Directions
Spot each line that carries the word "label"; copy those lines.

━━━ Exercise material

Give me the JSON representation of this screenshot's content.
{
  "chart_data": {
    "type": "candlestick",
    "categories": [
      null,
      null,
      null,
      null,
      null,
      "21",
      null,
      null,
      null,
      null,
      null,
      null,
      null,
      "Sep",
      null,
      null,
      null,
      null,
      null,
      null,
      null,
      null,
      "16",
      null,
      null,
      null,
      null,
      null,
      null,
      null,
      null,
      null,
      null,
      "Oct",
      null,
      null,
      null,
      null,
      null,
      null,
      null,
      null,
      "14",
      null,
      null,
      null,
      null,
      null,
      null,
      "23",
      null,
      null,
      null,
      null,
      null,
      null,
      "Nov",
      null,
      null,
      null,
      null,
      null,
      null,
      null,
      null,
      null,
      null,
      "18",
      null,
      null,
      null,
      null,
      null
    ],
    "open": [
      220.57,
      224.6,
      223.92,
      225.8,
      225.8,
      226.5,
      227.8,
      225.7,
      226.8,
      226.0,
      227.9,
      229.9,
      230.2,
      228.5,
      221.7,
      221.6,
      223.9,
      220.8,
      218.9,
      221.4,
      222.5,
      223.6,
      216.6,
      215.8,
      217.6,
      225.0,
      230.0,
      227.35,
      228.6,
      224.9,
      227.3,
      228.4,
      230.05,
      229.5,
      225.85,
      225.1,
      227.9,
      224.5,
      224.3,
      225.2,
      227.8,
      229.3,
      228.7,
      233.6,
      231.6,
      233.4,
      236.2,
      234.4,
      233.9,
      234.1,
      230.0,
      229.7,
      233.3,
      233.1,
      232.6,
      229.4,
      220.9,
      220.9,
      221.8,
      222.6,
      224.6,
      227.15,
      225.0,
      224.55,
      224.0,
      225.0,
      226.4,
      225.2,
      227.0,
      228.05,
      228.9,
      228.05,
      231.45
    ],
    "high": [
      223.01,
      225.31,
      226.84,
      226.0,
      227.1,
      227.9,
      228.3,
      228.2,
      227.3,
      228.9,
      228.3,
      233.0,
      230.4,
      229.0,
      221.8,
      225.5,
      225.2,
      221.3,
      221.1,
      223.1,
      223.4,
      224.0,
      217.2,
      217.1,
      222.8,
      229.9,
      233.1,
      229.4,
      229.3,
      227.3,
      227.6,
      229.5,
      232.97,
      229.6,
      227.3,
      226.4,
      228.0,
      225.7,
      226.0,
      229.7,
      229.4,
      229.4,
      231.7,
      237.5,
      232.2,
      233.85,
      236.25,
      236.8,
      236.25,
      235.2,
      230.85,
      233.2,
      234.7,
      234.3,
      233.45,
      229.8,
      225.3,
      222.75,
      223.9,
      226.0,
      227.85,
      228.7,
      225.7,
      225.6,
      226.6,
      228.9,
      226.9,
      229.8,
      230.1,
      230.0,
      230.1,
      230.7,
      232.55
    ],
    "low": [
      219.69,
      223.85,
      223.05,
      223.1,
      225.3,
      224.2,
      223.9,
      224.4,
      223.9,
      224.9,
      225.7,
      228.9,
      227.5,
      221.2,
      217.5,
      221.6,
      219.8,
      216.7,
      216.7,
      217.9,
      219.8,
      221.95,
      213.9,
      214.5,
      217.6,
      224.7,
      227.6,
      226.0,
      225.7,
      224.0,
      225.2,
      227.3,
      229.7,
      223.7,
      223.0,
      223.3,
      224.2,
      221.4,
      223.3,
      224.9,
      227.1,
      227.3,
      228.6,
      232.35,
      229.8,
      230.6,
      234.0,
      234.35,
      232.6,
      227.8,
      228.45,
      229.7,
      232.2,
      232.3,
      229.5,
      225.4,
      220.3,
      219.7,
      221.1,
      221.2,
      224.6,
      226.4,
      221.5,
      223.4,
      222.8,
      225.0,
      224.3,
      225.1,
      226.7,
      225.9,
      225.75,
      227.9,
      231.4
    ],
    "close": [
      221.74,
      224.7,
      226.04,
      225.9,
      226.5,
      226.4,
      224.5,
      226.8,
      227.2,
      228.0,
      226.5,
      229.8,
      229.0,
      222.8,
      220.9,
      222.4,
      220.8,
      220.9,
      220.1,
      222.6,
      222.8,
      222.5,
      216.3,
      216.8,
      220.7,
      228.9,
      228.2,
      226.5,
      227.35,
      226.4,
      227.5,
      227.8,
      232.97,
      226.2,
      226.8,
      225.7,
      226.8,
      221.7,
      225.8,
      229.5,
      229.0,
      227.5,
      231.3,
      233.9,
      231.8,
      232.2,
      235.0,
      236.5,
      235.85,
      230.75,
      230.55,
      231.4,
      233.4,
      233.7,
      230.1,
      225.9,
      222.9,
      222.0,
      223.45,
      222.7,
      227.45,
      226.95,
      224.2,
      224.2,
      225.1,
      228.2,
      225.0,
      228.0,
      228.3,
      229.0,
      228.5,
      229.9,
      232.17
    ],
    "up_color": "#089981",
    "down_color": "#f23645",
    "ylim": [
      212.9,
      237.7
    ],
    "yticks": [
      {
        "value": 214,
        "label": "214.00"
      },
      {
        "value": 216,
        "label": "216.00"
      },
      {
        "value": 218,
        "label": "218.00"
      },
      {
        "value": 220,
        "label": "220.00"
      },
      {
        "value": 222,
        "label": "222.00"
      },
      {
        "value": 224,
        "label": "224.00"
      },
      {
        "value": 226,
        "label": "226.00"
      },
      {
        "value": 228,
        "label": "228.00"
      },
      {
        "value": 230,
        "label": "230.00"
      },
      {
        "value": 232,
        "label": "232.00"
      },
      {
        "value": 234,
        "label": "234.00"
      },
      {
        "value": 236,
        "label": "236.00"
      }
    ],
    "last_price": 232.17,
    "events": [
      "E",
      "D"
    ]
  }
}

━━━━━━

Written answer
        "label": "214.00"
        "label": "216.00"
        "label": "218.00"
        "label": "220.00"
        "label": "222.00"
        "label": "224.00"
        "label": "226.00"
        "label": "228.00"
        "label": "230.00"
        "label": "232.00"
        "label": "234.00"
        "label": "236.00"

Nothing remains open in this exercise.